Provided data:

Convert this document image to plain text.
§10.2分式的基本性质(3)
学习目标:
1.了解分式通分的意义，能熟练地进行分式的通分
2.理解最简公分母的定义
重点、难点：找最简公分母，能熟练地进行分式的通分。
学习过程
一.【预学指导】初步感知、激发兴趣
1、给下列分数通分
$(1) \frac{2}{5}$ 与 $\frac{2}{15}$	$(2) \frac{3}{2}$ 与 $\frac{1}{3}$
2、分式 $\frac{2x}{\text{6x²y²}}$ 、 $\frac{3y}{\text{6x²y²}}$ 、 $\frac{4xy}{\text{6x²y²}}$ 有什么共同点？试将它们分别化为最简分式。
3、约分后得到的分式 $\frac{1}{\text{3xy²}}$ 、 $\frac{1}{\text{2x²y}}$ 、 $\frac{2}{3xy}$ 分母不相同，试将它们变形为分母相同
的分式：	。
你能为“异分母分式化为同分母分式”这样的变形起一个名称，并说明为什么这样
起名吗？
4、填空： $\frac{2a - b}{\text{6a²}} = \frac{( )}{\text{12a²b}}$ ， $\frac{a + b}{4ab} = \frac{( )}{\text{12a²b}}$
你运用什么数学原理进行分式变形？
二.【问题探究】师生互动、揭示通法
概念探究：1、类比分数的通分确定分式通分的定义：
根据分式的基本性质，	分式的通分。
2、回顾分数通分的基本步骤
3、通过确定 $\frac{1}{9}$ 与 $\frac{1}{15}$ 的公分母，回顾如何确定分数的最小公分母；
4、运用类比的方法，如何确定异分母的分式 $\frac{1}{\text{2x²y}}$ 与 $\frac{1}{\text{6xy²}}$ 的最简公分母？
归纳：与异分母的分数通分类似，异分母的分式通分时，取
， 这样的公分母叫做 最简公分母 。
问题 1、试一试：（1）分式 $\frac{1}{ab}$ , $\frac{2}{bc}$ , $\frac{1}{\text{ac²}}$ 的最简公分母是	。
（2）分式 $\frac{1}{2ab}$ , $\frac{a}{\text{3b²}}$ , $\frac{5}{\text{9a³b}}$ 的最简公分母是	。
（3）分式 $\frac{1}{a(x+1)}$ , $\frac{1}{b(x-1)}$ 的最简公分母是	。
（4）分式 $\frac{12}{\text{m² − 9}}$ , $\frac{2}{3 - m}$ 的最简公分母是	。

Instructions for the task: Repeat all of the records above exactly as they appear.

Correct answer:
Convert this document image to plain text.
§10.2分式的基本性质(3)
学习目标:
1.了解分式通分的意义，能熟练地进行分式的通分
2.理解最简公分母的定义
重点、难点：找最简公分母，能熟练地进行分式的通分。
学习过程
一.【预学指导】初步感知、激发兴趣
1、给下列分数通分
$(1) \frac{2}{5}$ 与 $\frac{2}{15}$	$(2) \frac{3}{2}$ 与 $\frac{1}{3}$
2、分式 $\frac{2x}{\text{6x²y²}}$ 、 $\frac{3y}{\text{6x²y²}}$ 、 $\frac{4xy}{\text{6x²y²}}$ 有什么共同点？试将它们分别化为最简分式。
3、约分后得到的分式 $\frac{1}{\text{3xy²}}$ 、 $\frac{1}{\text{2x²y}}$ 、 $\frac{2}{3xy}$ 分母不相同，试将它们变形为分母相同
的分式：	。
你能为“异分母分式化为同分母分式”这样的变形起一个名称，并说明为什么这样
起名吗？
4、填空： $\frac{2a - b}{\text{6a²}} = \frac{( )}{\text{12a²b}}$ ， $\frac{a + b}{4ab} = \frac{( )}{\text{12a²b}}$
你运用什么数学原理进行分式变形？
二.【问题探究】师生互动、揭示通法
概念探究：1、类比分数的通分确定分式通分的定义：
根据分式的基本性质，	分式的通分。
2、回顾分数通分的基本步骤
3、通过确定 $\frac{1}{9}$ 与 $\frac{1}{15}$ 的公分母，回顾如何确定分数的最小公分母；
4、运用类比的方法，如何确定异分母的分式 $\frac{1}{\text{2x²y}}$ 与 $\frac{1}{\text{6xy²}}$ 的最简公分母？
归纳：与异分母的分数通分类似，异分母的分式通分时，取
， 这样的公分母叫做 最简公分母 。
问题 1、试一试：（1）分式 $\frac{1}{ab}$ , $\frac{2}{bc}$ , $\frac{1}{\text{ac²}}$ 的最简公分母是	。
（2）分式 $\frac{1}{2ab}$ , $\frac{a}{\text{3b²}}$ , $\frac{5}{\text{9a³b}}$ 的最简公分母是	。
（3）分式 $\frac{1}{a(x+1)}$ , $\frac{1}{b(x-1)}$ 的最简公分母是	。
（4）分式 $\frac{12}{\text{m² − 9}}$ , $\frac{2}{3 - m}$ 的最简公分母是	。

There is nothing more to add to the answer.